## Passage provided
• • • • •

WebWord has a good write up about Professor Feng Li who data mined the annual reports of 34,180 companies with some interesting results. Li counted the number of times words like “risk” and “uncertain” showed up in the reports and compared the data to previous years.

Professor Li discovered that a “big jump in words related to risk is usually followed by poor share performance” which makes a ton of sense. He built a model portfolio based on this data. The punch line is that he would have outperformed the S&P 500 index by 6% per year since 1995. Smashing!

Has anyone seen other analysies like this one? What else can we “data mine” to read the market?

We linked to WebWord before, for John Rhodes’ opinions on Microsoft and Web 2.0. (our article)

The business idea is pretty simple. I’m giving it away! 😉

First, you need your data set. Use RSS.

Second, you need an aggregation device. Tweak an open source RSS aggregator.

Third, filter the streams of data coming in based on two factors. Factor one is what you care about, for example, MSFT stock price. Factor two is a set of relevant valence words.

Fourth, build a basic neural network to pattern match the inputs described above with an ouput. In our case, the output is stock price.

Fifth, use said mechanism is pull in recent news, filter it, gain insight, and find out how the news in the world impacts or reflects the price of a stock.

• • • • •

## Excerpted data
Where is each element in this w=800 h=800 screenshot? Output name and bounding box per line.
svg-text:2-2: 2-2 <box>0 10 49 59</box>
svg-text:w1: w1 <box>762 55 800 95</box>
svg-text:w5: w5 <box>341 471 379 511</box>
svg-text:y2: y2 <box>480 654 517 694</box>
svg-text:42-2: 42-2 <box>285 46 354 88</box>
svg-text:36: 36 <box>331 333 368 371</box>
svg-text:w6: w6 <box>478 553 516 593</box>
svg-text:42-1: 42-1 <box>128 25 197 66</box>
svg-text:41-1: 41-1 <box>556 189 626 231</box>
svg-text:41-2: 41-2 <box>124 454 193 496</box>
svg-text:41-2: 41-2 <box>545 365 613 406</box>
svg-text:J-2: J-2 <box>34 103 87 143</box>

• • • • •

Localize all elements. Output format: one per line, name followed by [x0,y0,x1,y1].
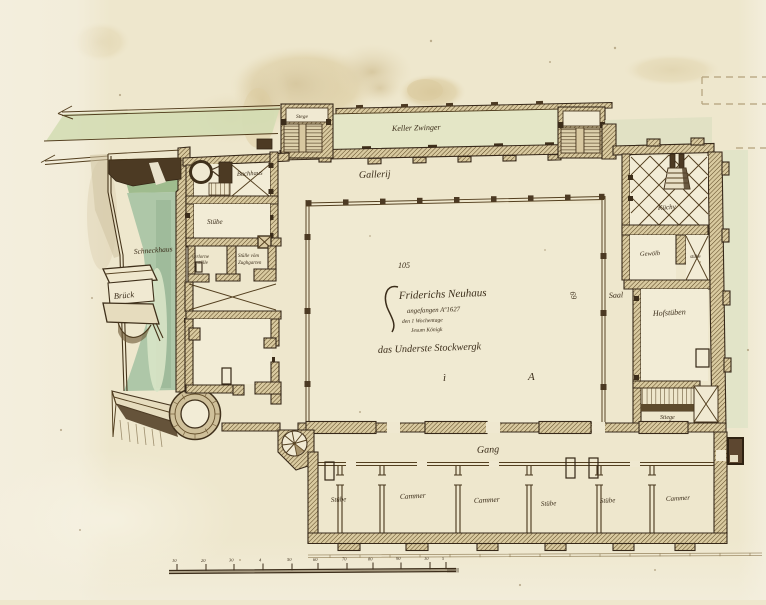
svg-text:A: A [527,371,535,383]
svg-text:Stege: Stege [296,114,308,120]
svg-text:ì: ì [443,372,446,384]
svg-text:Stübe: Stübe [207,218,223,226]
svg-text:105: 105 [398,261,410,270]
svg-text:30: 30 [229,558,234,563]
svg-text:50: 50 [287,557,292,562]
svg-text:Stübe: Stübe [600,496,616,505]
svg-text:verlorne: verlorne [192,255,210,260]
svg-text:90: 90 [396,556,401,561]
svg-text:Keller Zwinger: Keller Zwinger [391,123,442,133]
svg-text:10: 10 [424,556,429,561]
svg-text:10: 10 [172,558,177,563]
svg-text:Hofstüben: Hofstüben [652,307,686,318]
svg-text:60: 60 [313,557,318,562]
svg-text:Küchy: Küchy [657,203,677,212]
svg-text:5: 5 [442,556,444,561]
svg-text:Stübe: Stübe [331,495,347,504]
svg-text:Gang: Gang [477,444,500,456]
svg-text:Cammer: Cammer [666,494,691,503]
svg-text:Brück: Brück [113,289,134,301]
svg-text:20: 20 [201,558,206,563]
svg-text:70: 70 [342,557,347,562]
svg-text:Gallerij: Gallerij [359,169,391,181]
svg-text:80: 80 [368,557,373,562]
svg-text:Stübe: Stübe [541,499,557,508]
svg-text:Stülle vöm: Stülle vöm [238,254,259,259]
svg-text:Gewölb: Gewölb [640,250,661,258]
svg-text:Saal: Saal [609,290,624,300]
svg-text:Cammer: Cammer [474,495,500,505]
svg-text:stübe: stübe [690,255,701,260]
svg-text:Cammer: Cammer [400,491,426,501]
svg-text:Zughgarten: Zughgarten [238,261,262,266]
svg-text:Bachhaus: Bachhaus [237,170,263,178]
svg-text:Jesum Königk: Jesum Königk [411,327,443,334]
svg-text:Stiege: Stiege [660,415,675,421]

• • • • •

## Actions to take
A) Transcribe the entire data-mining post word for word.
B) Format as a JSON list of strings the entry lines from the line containing "Where is each" through the line containing "svg-text:J-2: J-2 <box>34 103 87 143</box>", with both of those lines included. Use one string per line and omit blank lines.
The entries are unrelated to the data-mining post.

## Results by task
A)
WebWord has a good write up about Professor Feng Li who data mined the annual reports of 34,180 companies with some interesting results. Li counted the number of times words like “risk” and “uncertain” showed up in the reports and compared the data to previous years.

Professor Li discovered that a “big jump in words related to risk is usually followed by poor share performance” which makes a ton of sense. He built a model portfolio based on this data. The punch line is that he would have outperformed the S&P 500 index by 6% per year since 1995. Smashing!

Has anyone seen other analysies like this one? What else can we “data mine” to read the market?

We linked to WebWord before, for John Rhodes’ opinions on Microsoft and Web 2.0. (our article)

The business idea is pretty simple. I’m giving it away! 😉

First, you need your data set. Use RSS.

Second, you need an aggregation device. Tweak an open source RSS aggregator.

Third, filter the streams of data coming in based on two factors. Factor one is what you care about, for example, MSFT stock price. Factor two is a set of relevant valence words.

Fourth, build a basic neural network to pattern match the inputs described above with an ouput. In our case, the output is stock price.

Fifth, use said mechanism is pull in recent news, filter it, gain insight, and find out how the news in the world impacts or reflects the price of a stock.

B)
[
  "Where is each element in this w=800 h=800 screenshot? Output name and bounding box per line.",
  "svg-text:2-2: 2-2 <box>0 10 49 59</box>",
  "svg-text:w1: w1 <box>762 55 800 95</box>",
  "svg-text:w5: w5 <box>341 471 379 511</box>",
  "svg-text:y2: y2 <box>480 654 517 694</box>",
  "svg-text:42-2: 42-2 <box>285 46 354 88</box>",
  "svg-text:36: 36 <box>331 333 368 371</box>",
  "svg-text:w6: w6 <box>478 553 516 593</box>",
  "svg-text:42-1: 42-1 <box>128 25 197 66</box>",
  "svg-text:41-1: 41-1 <box>556 189 626 231</box>",
  "svg-text:41-2: 41-2 <box>124 454 193 496</box>",
  "svg-text:41-2: 41-2 <box>545 365 613 406</box>",
  "svg-text:J-2: J-2 <box>34 103 87 143</box>"
]